## Begin MATERIAL SUPPLIED

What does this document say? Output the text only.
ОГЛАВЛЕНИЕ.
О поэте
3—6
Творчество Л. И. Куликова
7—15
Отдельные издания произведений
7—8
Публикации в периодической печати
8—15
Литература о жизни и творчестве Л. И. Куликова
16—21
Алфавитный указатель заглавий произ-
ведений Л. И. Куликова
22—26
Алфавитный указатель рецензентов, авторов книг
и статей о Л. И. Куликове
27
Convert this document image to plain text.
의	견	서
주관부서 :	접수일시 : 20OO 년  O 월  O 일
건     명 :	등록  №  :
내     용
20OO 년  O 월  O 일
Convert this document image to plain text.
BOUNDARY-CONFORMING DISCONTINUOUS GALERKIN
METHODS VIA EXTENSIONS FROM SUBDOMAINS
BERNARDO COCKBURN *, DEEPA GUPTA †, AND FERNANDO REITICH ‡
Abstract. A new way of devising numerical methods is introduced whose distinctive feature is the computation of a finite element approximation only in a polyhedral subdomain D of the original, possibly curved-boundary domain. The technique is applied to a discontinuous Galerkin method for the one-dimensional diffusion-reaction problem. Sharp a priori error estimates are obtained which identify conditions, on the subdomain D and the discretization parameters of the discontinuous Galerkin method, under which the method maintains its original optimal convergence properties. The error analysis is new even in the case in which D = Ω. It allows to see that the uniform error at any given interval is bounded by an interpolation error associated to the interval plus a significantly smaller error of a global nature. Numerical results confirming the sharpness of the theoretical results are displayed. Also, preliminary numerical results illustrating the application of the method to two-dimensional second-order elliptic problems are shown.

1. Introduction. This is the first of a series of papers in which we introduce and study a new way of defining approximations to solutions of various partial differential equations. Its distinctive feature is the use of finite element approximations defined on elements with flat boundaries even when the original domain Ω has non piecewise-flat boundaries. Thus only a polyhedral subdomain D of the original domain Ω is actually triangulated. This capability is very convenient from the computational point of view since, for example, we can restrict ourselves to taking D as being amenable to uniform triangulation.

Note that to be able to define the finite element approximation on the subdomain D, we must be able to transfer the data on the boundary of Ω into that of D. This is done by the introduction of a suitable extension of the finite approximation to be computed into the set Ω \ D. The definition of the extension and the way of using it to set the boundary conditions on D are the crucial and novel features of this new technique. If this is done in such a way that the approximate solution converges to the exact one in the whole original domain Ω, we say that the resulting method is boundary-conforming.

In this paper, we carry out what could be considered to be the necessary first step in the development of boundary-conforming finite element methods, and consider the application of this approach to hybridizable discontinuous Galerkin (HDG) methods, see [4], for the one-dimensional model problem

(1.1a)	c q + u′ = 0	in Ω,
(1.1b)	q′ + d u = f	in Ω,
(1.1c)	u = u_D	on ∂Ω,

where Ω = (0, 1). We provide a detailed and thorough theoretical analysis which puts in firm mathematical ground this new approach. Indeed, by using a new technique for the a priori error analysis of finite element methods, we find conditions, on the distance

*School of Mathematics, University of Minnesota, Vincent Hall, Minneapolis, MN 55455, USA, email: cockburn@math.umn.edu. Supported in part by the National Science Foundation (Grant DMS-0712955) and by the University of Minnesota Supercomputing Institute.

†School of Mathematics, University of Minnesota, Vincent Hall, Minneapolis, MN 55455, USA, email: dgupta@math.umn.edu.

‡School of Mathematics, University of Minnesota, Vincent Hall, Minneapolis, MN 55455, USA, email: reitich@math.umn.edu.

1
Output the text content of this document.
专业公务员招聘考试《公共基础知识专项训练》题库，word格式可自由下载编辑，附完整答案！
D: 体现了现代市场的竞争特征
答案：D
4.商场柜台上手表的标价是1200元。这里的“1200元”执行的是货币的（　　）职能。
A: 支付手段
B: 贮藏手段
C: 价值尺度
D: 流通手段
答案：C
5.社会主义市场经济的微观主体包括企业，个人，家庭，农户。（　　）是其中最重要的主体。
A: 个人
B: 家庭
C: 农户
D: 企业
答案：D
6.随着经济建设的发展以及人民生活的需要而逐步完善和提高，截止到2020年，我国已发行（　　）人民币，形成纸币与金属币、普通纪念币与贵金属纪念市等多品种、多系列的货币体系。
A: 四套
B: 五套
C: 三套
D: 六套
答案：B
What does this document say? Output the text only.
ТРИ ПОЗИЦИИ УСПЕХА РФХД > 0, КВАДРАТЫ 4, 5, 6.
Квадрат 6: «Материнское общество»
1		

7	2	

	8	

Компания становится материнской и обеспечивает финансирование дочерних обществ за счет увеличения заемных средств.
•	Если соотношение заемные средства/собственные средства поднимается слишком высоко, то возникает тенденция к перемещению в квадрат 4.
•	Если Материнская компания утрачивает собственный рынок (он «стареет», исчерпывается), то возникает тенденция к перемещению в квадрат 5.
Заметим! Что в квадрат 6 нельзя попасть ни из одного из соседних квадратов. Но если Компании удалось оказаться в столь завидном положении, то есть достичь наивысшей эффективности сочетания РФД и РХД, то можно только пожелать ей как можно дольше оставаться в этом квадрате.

## End MATERIAL SUPPLIED

**EXERCISE DETAILS:** Every line above should be printed again exactly as it stands.

**RESPONSE FOR THIS EXERCISE:**
What does this document say? Output the text only.
ОГЛАВЛЕНИЕ.
О поэте
3—6
Творчество Л. И. Куликова
7—15
Отдельные издания произведений
7—8
Публикации в периодической печати
8—15
Литература о жизни и творчестве Л. И. Куликова
16—21
Алфавитный указатель заглавий произ-
ведений Л. И. Куликова
22—26
Алфавитный указатель рецензентов, авторов книг
и статей о Л. И. Куликове
27
Convert this document image to plain text.
의	견	서
주관부서 :	접수일시 : 20OO 년  O 월  O 일
건     명 :	등록  №  :
내     용
20OO 년  O 월  O 일
Convert this document image to plain text.
BOUNDARY-CONFORMING DISCONTINUOUS GALERKIN
METHODS VIA EXTENSIONS FROM SUBDOMAINS
BERNARDO COCKBURN *, DEEPA GUPTA †, AND FERNANDO REITICH ‡
Abstract. A new way of devising numerical methods is introduced whose distinctive feature is the computation of a finite element approximation only in a polyhedral subdomain D of the original, possibly curved-boundary domain. The technique is applied to a discontinuous Galerkin method for the one-dimensional diffusion-reaction problem. Sharp a priori error estimates are obtained which identify conditions, on the subdomain D and the discretization parameters of the discontinuous Galerkin method, under which the method maintains its original optimal convergence properties. The error analysis is new even in the case in which D = Ω. It allows to see that the uniform error at any given interval is bounded by an interpolation error associated to the interval plus a significantly smaller error of a global nature. Numerical results confirming the sharpness of the theoretical results are displayed. Also, preliminary numerical results illustrating the application of the method to two-dimensional second-order elliptic problems are shown.

1. Introduction. This is the first of a series of papers in which we introduce and study a new way of defining approximations to solutions of various partial differential equations. Its distinctive feature is the use of finite element approximations defined on elements with flat boundaries even when the original domain Ω has non piecewise-flat boundaries. Thus only a polyhedral subdomain D of the original domain Ω is actually triangulated. This capability is very convenient from the computational point of view since, for example, we can restrict ourselves to taking D as being amenable to uniform triangulation.

Note that to be able to define the finite element approximation on the subdomain D, we must be able to transfer the data on the boundary of Ω into that of D. This is done by the introduction of a suitable extension of the finite approximation to be computed into the set Ω \ D. The definition of the extension and the way of using it to set the boundary conditions on D are the crucial and novel features of this new technique. If this is done in such a way that the approximate solution converges to the exact one in the whole original domain Ω, we say that the resulting method is boundary-conforming.

In this paper, we carry out what could be considered to be the necessary first step in the development of boundary-conforming finite element methods, and consider the application of this approach to hybridizable discontinuous Galerkin (HDG) methods, see [4], for the one-dimensional model problem

(1.1a)	c q + u′ = 0	in Ω,
(1.1b)	q′ + d u = f	in Ω,
(1.1c)	u = u_D	on ∂Ω,

where Ω = (0, 1). We provide a detailed and thorough theoretical analysis which puts in firm mathematical ground this new approach. Indeed, by using a new technique for the a priori error analysis of finite element methods, we find conditions, on the distance

*School of Mathematics, University of Minnesota, Vincent Hall, Minneapolis, MN 55455, USA, email: cockburn@math.umn.edu. Supported in part by the National Science Foundation (Grant DMS-0712955) and by the University of Minnesota Supercomputing Institute.

†School of Mathematics, University of Minnesota, Vincent Hall, Minneapolis, MN 55455, USA, email: dgupta@math.umn.edu.

‡School of Mathematics, University of Minnesota, Vincent Hall, Minneapolis, MN 55455, USA, email: reitich@math.umn.edu.

1
Output the text content of this document.
专业公务员招聘考试《公共基础知识专项训练》题库，word格式可自由下载编辑，附完整答案！
D: 体现了现代市场的竞争特征
答案：D
4.商场柜台上手表的标价是1200元。这里的“1200元”执行的是货币的（　　）职能。
A: 支付手段
B: 贮藏手段
C: 价值尺度
D: 流通手段
答案：C
5.社会主义市场经济的微观主体包括企业，个人，家庭，农户。（　　）是其中最重要的主体。
A: 个人
B: 家庭
C: 农户
D: 企业
答案：D
6.随着经济建设的发展以及人民生活的需要而逐步完善和提高，截止到2020年，我国已发行（　　）人民币，形成纸币与金属币、普通纪念币与贵金属纪念市等多品种、多系列的货币体系。
A: 四套
B: 五套
C: 三套
D: 六套
答案：B
What does this document say? Output the text only.
ТРИ ПОЗИЦИИ УСПЕХА РФХД > 0, КВАДРАТЫ 4, 5, 6.
Квадрат 6: «Материнское общество»
1		

7	2	

	8	

Компания становится материнской и обеспечивает финансирование дочерних обществ за счет увеличения заемных средств.
•	Если соотношение заемные средства/собственные средства поднимается слишком высоко, то возникает тенденция к перемещению в квадрат 4.
•	Если Материнская компания утрачивает собственный рынок (он «стареет», исчерпывается), то возникает тенденция к перемещению в квадрат 5.
Заметим! Что в квадрат 6 нельзя попасть ни из одного из соседних квадратов. Но если Компании удалось оказаться в столь завидном положении, то есть достичь наивысшей эффективности сочетания РФД и РХД, то можно только пожелать ей как можно дольше оставаться в этом квадрате.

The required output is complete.